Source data
-----

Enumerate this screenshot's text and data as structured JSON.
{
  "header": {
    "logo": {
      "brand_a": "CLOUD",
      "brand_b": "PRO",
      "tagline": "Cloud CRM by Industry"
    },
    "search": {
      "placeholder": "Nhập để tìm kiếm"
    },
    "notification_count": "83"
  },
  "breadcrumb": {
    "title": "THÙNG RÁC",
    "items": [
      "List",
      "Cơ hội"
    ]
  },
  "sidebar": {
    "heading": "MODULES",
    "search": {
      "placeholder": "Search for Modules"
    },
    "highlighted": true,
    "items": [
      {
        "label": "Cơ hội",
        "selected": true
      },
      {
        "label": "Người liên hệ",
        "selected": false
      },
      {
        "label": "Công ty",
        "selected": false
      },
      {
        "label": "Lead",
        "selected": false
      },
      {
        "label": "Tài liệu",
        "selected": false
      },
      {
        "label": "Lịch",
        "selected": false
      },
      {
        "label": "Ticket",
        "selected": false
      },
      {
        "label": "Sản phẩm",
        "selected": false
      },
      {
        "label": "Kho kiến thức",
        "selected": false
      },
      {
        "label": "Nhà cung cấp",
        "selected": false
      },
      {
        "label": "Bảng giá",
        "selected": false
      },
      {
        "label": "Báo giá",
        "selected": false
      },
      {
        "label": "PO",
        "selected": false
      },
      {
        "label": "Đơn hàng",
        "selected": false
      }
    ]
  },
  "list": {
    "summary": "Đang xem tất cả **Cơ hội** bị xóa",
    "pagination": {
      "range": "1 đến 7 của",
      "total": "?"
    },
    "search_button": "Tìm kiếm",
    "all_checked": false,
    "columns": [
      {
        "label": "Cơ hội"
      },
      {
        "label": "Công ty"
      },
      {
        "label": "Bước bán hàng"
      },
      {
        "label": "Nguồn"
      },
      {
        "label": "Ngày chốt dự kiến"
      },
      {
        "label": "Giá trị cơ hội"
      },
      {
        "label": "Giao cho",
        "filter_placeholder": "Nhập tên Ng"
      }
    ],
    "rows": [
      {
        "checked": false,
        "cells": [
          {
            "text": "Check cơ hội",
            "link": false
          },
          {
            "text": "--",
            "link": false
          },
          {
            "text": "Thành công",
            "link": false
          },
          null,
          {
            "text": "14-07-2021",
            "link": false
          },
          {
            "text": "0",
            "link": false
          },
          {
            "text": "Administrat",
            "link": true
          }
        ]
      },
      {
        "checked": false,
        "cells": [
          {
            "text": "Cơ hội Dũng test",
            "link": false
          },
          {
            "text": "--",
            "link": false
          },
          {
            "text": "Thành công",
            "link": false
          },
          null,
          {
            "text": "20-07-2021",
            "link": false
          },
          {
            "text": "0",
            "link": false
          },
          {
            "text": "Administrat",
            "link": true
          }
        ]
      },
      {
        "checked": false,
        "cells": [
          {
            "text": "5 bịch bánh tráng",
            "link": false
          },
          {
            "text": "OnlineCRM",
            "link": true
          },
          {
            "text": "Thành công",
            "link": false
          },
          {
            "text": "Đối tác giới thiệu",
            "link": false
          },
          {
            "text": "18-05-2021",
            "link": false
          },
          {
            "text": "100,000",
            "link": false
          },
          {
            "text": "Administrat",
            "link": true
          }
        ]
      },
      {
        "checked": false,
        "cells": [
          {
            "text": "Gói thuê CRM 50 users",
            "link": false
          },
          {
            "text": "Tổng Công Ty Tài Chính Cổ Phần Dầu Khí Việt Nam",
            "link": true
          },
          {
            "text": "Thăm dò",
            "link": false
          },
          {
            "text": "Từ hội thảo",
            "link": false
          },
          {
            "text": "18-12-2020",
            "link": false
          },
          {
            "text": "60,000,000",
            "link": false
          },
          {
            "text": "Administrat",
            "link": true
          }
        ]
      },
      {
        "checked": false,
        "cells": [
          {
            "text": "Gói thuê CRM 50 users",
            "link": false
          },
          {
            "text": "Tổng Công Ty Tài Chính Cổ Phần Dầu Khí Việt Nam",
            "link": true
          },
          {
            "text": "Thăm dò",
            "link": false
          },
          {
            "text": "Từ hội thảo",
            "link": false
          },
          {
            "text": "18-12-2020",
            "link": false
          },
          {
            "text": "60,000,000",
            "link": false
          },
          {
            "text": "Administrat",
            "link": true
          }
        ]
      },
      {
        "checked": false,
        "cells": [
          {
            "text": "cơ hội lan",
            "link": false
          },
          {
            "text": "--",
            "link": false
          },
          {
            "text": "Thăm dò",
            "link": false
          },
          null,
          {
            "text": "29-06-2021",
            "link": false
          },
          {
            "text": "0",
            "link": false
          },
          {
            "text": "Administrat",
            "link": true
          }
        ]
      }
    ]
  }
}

-----

## Set problem
Please set down each line of the records exactly as given.

## The reply
Enumerate this screenshot's text and data as structured JSON.
{
  "header": {
    "logo": {
      "brand_a": "CLOUD",
      "brand_b": "PRO",
      "tagline": "Cloud CRM by Industry"
    },
    "search": {
      "placeholder": "Nhập để tìm kiếm"
    },
    "notification_count": "83"
  },
  "breadcrumb": {
    "title": "THÙNG RÁC",
    "items": [
      "List",
      "Cơ hội"
    ]
  },
  "sidebar": {
    "heading": "MODULES",
    "search": {
      "placeholder": "Search for Modules"
    },
    "highlighted": true,
    "items": [
      {
        "label": "Cơ hội",
        "selected": true
      },
      {
        "label": "Người liên hệ",
        "selected": false
      },
      {
        "label": "Công ty",
        "selected": false
      },
      {
        "label": "Lead",
        "selected": false
      },
      {
        "label": "Tài liệu",
        "selected": false
      },
      {
        "label": "Lịch",
        "selected": false
      },
      {
        "label": "Ticket",
        "selected": false
      },
      {
        "label": "Sản phẩm",
        "selected": false
      },
      {
        "label": "Kho kiến thức",
        "selected": false
      },
      {
        "label": "Nhà cung cấp",
        "selected": false
      },
      {
        "label": "Bảng giá",
        "selected": false
      },
      {
        "label": "Báo giá",
        "selected": false
      },
      {
        "label": "PO",
        "selected": false
      },
      {
        "label": "Đơn hàng",
        "selected": false
      }
    ]
  },
  "list": {
    "summary": "Đang xem tất cả **Cơ hội** bị xóa",
    "pagination": {
      "range": "1 đến 7 của",
      "total": "?"
    },
    "search_button": "Tìm kiếm",
    "all_checked": false,
    "columns": [
      {
        "label": "Cơ hội"
      },
      {
        "label": "Công ty"
      },
      {
        "label": "Bước bán hàng"
      },
      {
        "label": "Nguồn"
      },
      {
        "label": "Ngày chốt dự kiến"
      },
      {
        "label": "Giá trị cơ hội"
      },
      {
        "label": "Giao cho",
        "filter_placeholder": "Nhập tên Ng"
      }
    ],
    "rows": [
      {
        "checked": false,
        "cells": [
          {
            "text": "Check cơ hội",
            "link": false
          },
          {
            "text": "--",
            "link": false
          },
          {
            "text": "Thành công",
            "link": false
          },
          null,
          {
            "text": "14-07-2021",
            "link": false
          },
          {
            "text": "0",
            "link": false
          },
          {
            "text": "Administrat",
            "link": true
          }
        ]
      },
      {
        "checked": false,
        "cells": [
          {
            "text": "Cơ hội Dũng test",
            "link": false
          },
          {
            "text": "--",
            "link": false
          },
          {
            "text": "Thành công",
            "link": false
          },
          null,
          {
            "text": "20-07-2021",
            "link": false
          },
          {
            "text": "0",
            "link": false
          },
          {
            "text": "Administrat",
            "link": true
          }
        ]
      },
      {
        "checked": false,
        "cells": [
          {
            "text": "5 bịch bánh tráng",
            "link": false
          },
          {
            "text": "OnlineCRM",
            "link": true
          },
          {
            "text": "Thành công",
            "link": false
          },
          {
            "text": "Đối tác giới thiệu",
            "link": false
          },
          {
            "text": "18-05-2021",
            "link": false
          },
          {
            "text": "100,000",
            "link": false
          },
          {
            "text": "Administrat",
            "link": true
          }
        ]
      },
      {
        "checked": false,
        "cells": [
          {
            "text": "Gói thuê CRM 50 users",
            "link": false
          },
          {
            "text": "Tổng Công Ty Tài Chính Cổ Phần Dầu Khí Việt Nam",
            "link": true
          },
          {
            "text": "Thăm dò",
            "link": false
          },
          {
            "text": "Từ hội thảo",
            "link": false
          },
          {
            "text": "18-12-2020",
            "link": false
          },
          {
            "text": "60,000,000",
            "link": false
          },
          {
            "text": "Administrat",
            "link": true
          }
        ]
      },
      {
        "checked": false,
        "cells": [
          {
            "text": "Gói thuê CRM 50 users",
            "link": false
          },
          {
            "text": "Tổng Công Ty Tài Chính Cổ Phần Dầu Khí Việt Nam",
            "link": true
          },
          {
            "text": "Thăm dò",
            "link": false
          },
          {
            "text": "Từ hội thảo",
            "link": false
          },
          {
            "text": "18-12-2020",
            "link": false
          },
          {
            "text": "60,000,000",
            "link": false
          },
          {
            "text": "Administrat",
            "link": true
          }
        ]
      },
      {
        "checked": false,
        "cells": [
          {
            "text": "cơ hội lan",
            "link": false
          },
          {
            "text": "--",
            "link": false
          },
          {
            "text": "Thăm dò",
            "link": false
          },
          null,
          {
            "text": "29-06-2021",
            "link": false
          },
          {
            "text": "0",
            "link": false
          },
          {
            "text": "Administrat",
            "link": true
          }
        ]
      }
    ]
  }
}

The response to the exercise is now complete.